- [Given instruction] Write out each line in which the string "allows" is present.

======== Extracted data

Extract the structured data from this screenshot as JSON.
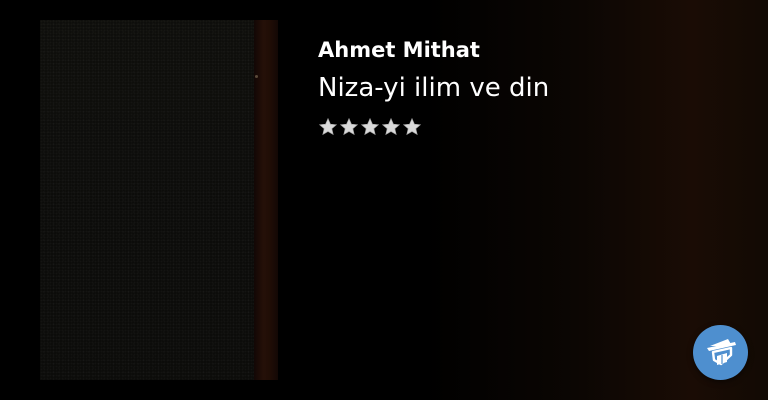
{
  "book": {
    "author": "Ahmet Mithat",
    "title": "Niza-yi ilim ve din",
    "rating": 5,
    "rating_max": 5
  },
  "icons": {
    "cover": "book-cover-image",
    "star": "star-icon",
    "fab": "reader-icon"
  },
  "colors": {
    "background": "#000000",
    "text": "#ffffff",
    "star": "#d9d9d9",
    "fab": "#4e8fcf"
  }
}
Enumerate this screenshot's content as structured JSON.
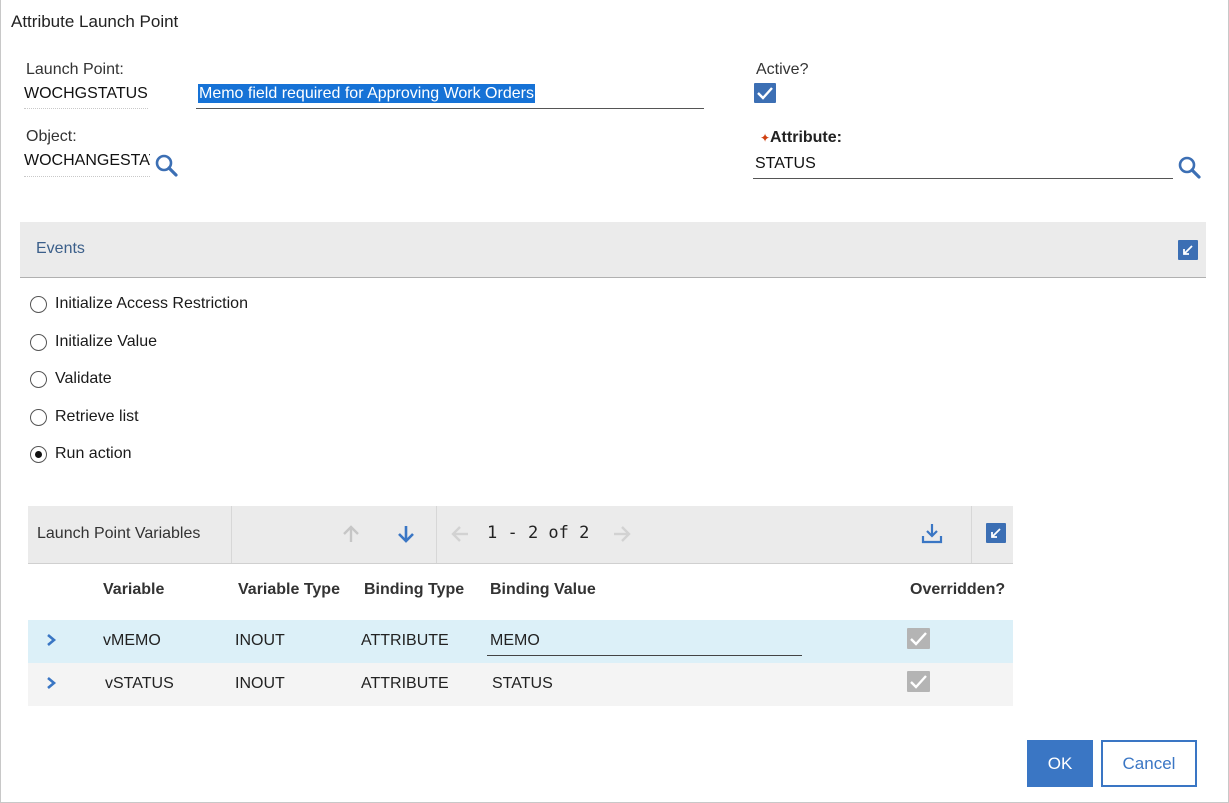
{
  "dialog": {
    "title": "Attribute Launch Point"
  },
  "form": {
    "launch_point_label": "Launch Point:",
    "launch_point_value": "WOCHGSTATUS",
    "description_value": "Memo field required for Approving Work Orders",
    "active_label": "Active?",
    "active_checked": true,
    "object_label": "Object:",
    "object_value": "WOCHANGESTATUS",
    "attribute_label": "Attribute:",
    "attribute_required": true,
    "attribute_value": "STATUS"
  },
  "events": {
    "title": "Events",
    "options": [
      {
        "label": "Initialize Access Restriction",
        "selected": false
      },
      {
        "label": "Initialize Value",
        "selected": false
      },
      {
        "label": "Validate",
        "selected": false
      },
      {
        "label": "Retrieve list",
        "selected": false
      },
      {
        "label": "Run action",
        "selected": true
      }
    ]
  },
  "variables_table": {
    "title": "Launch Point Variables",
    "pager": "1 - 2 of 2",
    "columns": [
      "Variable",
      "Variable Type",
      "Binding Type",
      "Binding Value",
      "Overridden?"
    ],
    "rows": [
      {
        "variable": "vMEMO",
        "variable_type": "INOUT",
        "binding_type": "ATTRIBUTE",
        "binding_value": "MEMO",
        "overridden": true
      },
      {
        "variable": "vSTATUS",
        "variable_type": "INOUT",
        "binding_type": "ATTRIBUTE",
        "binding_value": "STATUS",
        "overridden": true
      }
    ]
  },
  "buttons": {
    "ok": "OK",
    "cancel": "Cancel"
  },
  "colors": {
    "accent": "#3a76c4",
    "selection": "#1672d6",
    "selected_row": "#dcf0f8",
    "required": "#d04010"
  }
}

================
======== Extracted data

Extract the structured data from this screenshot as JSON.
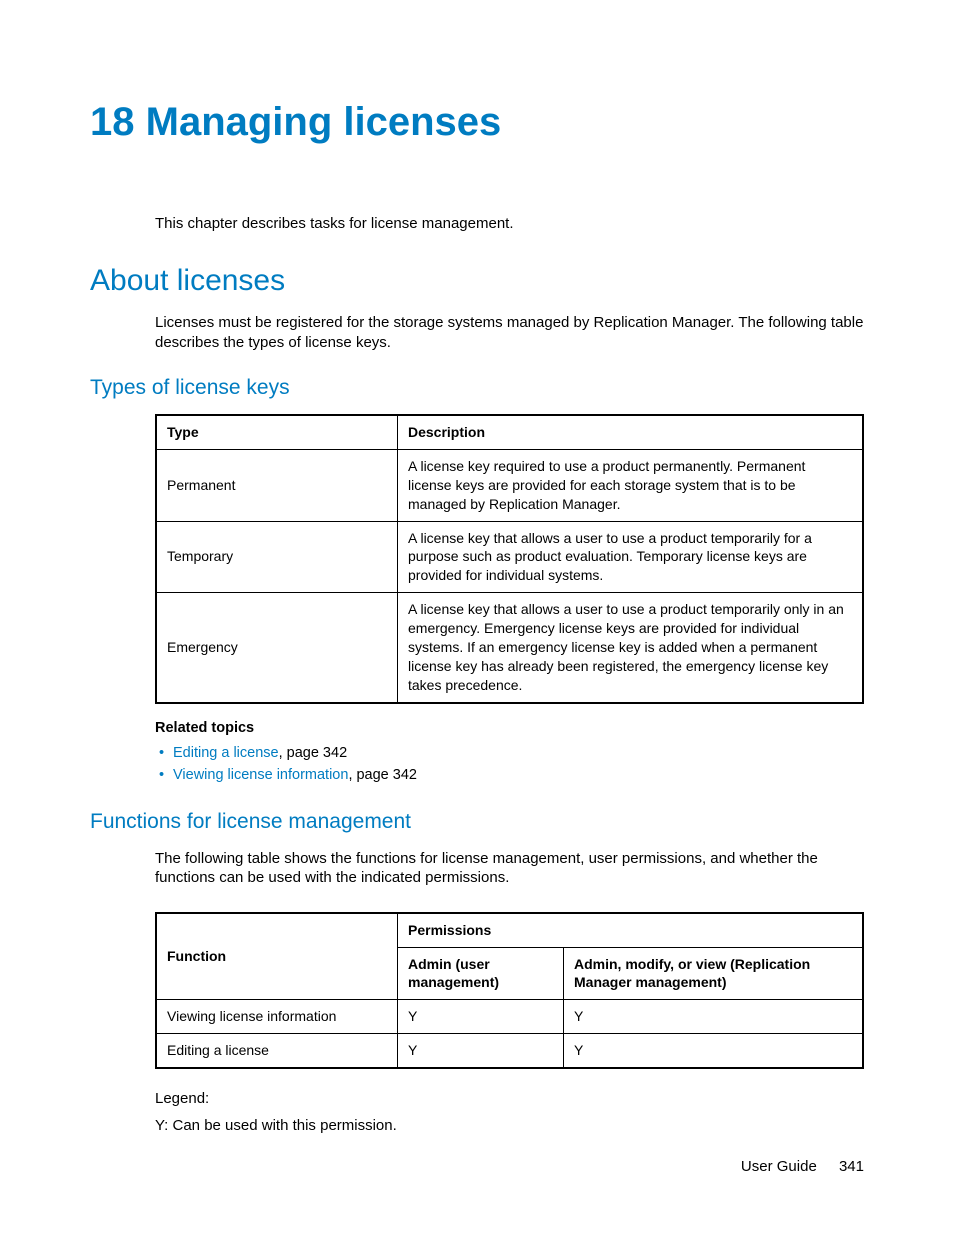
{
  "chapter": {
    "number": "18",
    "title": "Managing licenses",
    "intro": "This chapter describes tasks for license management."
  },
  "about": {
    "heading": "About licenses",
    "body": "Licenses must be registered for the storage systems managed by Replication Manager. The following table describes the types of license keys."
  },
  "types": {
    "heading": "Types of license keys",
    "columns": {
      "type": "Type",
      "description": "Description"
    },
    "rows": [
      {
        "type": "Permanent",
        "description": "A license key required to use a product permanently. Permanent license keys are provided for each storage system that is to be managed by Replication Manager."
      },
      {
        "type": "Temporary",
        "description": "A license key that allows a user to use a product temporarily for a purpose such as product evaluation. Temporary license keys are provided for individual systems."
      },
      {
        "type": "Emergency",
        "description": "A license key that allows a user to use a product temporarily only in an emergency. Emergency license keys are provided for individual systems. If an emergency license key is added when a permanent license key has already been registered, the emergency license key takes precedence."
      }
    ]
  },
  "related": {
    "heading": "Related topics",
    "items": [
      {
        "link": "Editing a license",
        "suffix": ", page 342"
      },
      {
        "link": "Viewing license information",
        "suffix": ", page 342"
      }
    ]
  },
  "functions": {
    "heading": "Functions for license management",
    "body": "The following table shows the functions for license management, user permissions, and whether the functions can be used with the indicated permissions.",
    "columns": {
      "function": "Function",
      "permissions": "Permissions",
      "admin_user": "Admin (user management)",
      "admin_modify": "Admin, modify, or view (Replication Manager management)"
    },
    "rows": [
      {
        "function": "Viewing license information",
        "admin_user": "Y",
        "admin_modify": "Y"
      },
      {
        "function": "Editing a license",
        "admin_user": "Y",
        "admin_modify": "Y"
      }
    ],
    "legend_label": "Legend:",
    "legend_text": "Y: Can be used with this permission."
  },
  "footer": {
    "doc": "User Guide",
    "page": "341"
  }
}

================

- [Reply]
        "description": "A license key that allows a user to use a product temporarily for a purpose such as product evaluation. Temporary license keys are provided for individual systems."
        "description": "A license key that allows a user to use a product temporarily only in an emergency. Emergency license keys are provided for individual systems. If an emergency license key is added when a permanent license key has already been registered, the emergency license key takes precedence."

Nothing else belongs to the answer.